■ Text shown ■
-- BEGIN --
Syllogism — Peacocks, tigers, and lions (subset chaining): Statements: (a) All peacocks are lions. (b) Some tigers are peacocks. Conclusions to test: I. Some lions are not tigers. II. All tigers are lions. III. Some tigers are lions. IV. All peacocks are tigers. Choose the option that states what necessarily follows.

Introduction / Context:
This problem checks your command over categorical syllogisms with subset chaining and the difference between “some” and “all.” We must mark only the conclusions that are logically necessary under every model that satisfies the statements.

Given Data / Assumptions:

• (a) All peacocks are lions (Peacock ⊆ Lion).
• (b) Some tigers are peacocks (∃ Tiger ∩ Peacock).
• Standard test convention: existence is guaranteed only where explicitly stated (“some”).

Concept / Approach:
Use set inclusion and intersection. If some tigers are peacocks and every peacock is a lion, those specific tigers are lions. No other universal or negative relation is licensed by the premises.
-- END --
■ Written request 1 ■
Convert the records, from their first line up to and including the line containing "close-icon[interactable] [702, 846, 724, 868]", into a numbered list, omitting any blank lines.
■ Written request 2 ■
Carry on the syllogism explanation about peacocks, tigers, and lions from the point where it stops.

■ Listed entries ■
-- BEGIN --
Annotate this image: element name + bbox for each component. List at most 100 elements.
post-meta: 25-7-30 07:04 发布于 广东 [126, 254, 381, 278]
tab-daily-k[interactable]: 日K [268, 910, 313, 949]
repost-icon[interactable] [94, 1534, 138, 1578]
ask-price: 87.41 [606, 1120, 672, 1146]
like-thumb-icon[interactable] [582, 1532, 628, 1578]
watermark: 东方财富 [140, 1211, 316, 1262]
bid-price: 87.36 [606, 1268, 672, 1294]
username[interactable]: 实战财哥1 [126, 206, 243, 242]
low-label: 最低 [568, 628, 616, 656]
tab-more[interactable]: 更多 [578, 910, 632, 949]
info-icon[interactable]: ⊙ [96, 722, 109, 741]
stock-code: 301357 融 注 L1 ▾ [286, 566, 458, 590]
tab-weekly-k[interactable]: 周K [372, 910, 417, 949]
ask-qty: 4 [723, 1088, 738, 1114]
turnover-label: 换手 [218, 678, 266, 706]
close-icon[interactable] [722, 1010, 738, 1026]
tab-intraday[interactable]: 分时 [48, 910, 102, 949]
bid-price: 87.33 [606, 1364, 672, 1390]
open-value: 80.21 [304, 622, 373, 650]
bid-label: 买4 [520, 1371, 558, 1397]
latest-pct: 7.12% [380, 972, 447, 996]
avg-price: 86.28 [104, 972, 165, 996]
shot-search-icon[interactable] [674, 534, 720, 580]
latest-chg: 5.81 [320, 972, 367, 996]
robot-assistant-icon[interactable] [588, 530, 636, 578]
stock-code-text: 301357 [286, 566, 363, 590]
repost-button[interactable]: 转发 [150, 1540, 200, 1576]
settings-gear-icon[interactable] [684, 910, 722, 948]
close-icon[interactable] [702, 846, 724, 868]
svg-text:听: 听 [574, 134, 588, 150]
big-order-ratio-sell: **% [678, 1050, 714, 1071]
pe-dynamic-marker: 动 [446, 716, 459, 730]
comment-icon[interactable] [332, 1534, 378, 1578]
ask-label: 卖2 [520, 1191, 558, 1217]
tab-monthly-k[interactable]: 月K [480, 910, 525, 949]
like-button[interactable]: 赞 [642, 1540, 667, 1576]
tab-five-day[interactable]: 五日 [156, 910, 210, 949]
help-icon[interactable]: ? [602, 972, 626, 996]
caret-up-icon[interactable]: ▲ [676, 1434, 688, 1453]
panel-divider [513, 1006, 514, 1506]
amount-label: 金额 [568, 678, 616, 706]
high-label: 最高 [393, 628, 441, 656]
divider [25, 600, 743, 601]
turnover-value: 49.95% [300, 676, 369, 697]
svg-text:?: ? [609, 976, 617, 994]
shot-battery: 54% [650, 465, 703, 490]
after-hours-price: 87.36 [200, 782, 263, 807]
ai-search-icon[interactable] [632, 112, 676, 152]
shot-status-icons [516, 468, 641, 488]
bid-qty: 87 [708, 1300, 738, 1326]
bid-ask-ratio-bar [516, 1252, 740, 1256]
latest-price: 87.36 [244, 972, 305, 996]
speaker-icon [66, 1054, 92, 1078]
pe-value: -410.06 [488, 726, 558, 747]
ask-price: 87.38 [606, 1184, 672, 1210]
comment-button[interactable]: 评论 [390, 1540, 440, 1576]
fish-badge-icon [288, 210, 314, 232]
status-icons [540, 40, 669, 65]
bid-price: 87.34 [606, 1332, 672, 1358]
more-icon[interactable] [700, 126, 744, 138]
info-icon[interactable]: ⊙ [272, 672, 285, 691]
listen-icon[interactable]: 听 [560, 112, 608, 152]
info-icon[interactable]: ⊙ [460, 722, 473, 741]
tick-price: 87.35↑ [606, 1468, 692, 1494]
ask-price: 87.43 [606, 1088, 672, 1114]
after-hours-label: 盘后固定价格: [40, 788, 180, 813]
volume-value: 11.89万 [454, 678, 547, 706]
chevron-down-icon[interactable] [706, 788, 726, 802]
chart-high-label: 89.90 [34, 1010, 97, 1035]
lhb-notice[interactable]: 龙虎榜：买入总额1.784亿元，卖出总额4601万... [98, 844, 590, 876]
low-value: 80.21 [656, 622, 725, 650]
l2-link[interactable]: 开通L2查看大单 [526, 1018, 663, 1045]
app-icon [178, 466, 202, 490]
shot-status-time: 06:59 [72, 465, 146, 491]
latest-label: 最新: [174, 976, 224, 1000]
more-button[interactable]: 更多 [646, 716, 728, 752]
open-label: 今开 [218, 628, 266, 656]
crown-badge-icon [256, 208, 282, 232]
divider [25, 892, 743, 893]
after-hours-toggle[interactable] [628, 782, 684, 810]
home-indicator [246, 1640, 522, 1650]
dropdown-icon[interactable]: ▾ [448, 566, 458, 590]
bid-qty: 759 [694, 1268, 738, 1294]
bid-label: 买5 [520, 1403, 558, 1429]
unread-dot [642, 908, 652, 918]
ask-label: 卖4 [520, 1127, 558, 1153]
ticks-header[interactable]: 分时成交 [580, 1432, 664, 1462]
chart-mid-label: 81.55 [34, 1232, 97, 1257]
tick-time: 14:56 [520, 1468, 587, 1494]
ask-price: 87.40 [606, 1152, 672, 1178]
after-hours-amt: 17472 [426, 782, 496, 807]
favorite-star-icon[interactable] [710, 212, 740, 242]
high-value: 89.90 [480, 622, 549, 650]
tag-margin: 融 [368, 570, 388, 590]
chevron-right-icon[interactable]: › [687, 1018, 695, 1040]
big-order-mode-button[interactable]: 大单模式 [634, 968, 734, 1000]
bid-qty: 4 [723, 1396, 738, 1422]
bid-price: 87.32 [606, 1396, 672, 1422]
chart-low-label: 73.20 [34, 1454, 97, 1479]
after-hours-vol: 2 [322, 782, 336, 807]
-- END --
■ Exercise result 1 ■
1. Annotate this image: element name + bbox for each component. List at most 100 elements.
2. post-meta: 25-7-30 07:04 发布于 广东 [126, 254, 381, 278]
3. tab-daily-k[interactable]: 日K [268, 910, 313, 949]
4. repost-icon[interactable] [94, 1534, 138, 1578]
5. ask-price: 87.41 [606, 1120, 672, 1146]
6. like-thumb-icon[interactable] [582, 1532, 628, 1578]
7. watermark: 东方财富 [140, 1211, 316, 1262]
8. bid-price: 87.36 [606, 1268, 672, 1294]
9. username[interactable]: 实战财哥1 [126, 206, 243, 242]
10. low-label: 最低 [568, 628, 616, 656]
11. tab-more[interactable]: 更多 [578, 910, 632, 949]
12. info-icon[interactable]: ⊙ [96, 722, 109, 741]
13. stock-code: 301357 融 注 L1 ▾ [286, 566, 458, 590]
14. tab-weekly-k[interactable]: 周K [372, 910, 417, 949]
15. ask-qty: 4 [723, 1088, 738, 1114]
16. turnover-label: 换手 [218, 678, 266, 706]
17. close-icon[interactable] [722, 1010, 738, 1026]
18. tab-intraday[interactable]: 分时 [48, 910, 102, 949]
19. bid-price: 87.33 [606, 1364, 672, 1390]
20. open-value: 80.21 [304, 622, 373, 650]
21. bid-label: 买4 [520, 1371, 558, 1397]
22. latest-pct: 7.12% [380, 972, 447, 996]
23. avg-price: 86.28 [104, 972, 165, 996]
24. shot-search-icon[interactable] [674, 534, 720, 580]
25. latest-chg: 5.81 [320, 972, 367, 996]
26. robot-assistant-icon[interactable] [588, 530, 636, 578]
27. stock-code-text: 301357 [286, 566, 363, 590]
28. repost-button[interactable]: 转发 [150, 1540, 200, 1576]
29. settings-gear-icon[interactable] [684, 910, 722, 948]
30. close-icon[interactable] [702, 846, 724, 868]

■ Exercise result 2 ■
Step-by-Step Solution:
1) From (b), pick at least one entity that is both Tiger and Peacock.2) From (a), Peacock ⊆ Lion, so that entity is also a Lion.3) Therefore, ∃ (Tiger ∩ Lion): “Some tigers are lions” (III) must be true.4) I “Some lions are not tigers” is not forced; all lions could, in principle, be tigers.5) II “All tigers are lions” generalizes far beyond the premises and is not warranted.6) IV “All peacocks are tigers” reverses the inclusion direction and is unsupported.

Verification / Alternative check:
Create a model: Peacocks form a small subset inside Lions; some Tigers overlap that Peacock subset. III is compelled; I, II, and IV can vary without violating the premises.

Why Other Options Are Wrong:
Each of I, II, IV adds information not entailed by (a) and (b).

Common Pitfalls:
Assuming “some” implies “all,” or reversing subset directions.

Final Answer:
Only conclusion III follows.